Gather every line of the entries that includes the word "submitted".
**** Given records
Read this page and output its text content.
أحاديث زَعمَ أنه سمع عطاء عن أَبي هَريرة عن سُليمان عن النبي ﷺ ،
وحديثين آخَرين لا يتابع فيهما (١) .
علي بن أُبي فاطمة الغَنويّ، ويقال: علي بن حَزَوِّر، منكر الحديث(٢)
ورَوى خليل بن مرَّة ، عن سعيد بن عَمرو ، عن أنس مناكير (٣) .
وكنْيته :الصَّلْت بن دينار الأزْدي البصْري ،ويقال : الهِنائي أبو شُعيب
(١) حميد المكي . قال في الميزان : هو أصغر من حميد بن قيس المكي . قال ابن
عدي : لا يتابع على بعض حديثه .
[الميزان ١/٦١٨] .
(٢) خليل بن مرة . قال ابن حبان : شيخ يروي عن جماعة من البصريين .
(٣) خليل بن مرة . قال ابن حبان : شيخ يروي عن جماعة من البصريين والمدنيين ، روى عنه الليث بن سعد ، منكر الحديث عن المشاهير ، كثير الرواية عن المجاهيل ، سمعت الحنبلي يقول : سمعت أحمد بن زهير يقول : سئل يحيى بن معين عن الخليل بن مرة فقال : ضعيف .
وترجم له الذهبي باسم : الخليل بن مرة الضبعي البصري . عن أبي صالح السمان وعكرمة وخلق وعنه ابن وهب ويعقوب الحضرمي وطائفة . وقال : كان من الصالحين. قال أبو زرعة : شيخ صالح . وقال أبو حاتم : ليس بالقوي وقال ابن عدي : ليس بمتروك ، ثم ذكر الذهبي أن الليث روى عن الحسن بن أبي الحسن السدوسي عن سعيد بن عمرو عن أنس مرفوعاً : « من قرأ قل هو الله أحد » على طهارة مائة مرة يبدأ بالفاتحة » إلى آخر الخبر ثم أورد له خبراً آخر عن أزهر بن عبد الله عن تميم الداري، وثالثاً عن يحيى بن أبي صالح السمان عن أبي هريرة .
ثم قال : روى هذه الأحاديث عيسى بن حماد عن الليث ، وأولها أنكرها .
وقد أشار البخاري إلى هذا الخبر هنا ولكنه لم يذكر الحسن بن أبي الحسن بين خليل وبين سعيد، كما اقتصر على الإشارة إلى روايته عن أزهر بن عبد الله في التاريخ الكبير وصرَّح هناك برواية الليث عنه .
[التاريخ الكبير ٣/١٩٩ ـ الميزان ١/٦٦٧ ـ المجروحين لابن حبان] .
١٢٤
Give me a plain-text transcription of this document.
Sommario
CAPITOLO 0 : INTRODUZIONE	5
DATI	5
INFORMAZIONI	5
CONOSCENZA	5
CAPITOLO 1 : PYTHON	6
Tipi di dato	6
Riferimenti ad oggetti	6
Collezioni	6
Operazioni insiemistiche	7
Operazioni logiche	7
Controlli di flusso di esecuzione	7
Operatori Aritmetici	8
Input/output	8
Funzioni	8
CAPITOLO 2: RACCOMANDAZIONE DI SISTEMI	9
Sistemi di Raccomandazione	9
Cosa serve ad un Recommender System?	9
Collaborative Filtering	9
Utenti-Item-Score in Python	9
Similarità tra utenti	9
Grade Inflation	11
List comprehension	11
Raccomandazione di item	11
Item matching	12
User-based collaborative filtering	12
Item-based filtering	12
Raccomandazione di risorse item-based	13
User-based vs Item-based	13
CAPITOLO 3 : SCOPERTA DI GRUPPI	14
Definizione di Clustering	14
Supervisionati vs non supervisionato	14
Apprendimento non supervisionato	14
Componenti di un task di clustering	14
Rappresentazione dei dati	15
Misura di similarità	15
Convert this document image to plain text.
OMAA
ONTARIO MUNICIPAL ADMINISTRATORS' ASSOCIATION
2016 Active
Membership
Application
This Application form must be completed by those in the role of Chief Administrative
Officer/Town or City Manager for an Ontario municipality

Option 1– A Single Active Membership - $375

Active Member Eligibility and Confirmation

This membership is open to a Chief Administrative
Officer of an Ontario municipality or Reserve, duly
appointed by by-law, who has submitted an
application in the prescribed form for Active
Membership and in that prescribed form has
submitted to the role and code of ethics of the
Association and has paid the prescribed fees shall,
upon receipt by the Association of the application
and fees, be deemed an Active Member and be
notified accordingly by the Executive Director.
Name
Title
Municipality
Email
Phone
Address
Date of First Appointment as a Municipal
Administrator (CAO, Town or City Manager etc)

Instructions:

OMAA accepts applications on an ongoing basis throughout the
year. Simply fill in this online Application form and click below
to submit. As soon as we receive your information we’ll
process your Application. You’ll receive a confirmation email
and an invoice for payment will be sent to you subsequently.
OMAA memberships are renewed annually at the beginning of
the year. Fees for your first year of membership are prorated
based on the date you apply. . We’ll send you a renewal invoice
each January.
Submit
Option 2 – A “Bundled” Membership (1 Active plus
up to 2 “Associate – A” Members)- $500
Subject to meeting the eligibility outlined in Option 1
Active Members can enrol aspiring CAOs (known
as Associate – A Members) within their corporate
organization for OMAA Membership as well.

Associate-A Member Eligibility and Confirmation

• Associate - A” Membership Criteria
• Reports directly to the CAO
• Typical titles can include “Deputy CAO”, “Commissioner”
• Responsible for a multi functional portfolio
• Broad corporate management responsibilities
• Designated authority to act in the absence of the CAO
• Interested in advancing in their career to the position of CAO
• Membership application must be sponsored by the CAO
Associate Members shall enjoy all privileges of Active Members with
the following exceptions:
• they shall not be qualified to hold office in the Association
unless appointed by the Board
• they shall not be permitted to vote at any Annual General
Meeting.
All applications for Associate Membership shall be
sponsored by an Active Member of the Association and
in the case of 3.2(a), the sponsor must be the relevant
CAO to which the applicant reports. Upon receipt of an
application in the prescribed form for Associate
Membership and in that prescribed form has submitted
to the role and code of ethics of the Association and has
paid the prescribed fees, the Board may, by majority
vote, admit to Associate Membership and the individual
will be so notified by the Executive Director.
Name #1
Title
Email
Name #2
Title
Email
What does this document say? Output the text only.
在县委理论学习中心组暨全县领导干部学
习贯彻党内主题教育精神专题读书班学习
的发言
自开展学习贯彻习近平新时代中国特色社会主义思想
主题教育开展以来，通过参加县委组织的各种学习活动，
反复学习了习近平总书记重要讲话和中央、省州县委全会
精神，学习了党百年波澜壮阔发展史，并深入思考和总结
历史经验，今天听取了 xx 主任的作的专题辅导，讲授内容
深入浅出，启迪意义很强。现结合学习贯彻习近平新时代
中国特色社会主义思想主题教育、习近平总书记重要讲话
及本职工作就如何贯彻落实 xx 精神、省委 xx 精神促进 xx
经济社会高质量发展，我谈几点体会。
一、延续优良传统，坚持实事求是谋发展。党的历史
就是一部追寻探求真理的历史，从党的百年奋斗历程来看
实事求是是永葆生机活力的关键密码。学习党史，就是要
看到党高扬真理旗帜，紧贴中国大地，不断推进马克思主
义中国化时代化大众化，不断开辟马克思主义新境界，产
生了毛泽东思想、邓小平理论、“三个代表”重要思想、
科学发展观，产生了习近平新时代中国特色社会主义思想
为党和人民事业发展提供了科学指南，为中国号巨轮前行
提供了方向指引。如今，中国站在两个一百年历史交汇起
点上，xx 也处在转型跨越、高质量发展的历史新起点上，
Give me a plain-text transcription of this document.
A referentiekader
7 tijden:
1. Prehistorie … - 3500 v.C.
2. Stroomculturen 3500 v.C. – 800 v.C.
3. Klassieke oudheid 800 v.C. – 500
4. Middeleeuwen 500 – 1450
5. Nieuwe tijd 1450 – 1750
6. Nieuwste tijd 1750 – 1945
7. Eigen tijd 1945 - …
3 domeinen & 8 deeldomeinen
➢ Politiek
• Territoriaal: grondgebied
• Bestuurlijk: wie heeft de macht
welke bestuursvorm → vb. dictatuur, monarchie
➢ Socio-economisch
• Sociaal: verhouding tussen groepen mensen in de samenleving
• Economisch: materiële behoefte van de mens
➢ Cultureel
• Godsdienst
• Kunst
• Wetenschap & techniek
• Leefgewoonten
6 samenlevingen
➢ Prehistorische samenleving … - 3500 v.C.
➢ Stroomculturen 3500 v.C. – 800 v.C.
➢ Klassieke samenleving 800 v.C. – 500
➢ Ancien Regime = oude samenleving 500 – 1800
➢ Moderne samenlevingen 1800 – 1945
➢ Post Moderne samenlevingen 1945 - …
********
(Final result)
appointed by by-law, who has submitted an
submitted to the role and code of ethics of the
Membership and in that prescribed form has submitted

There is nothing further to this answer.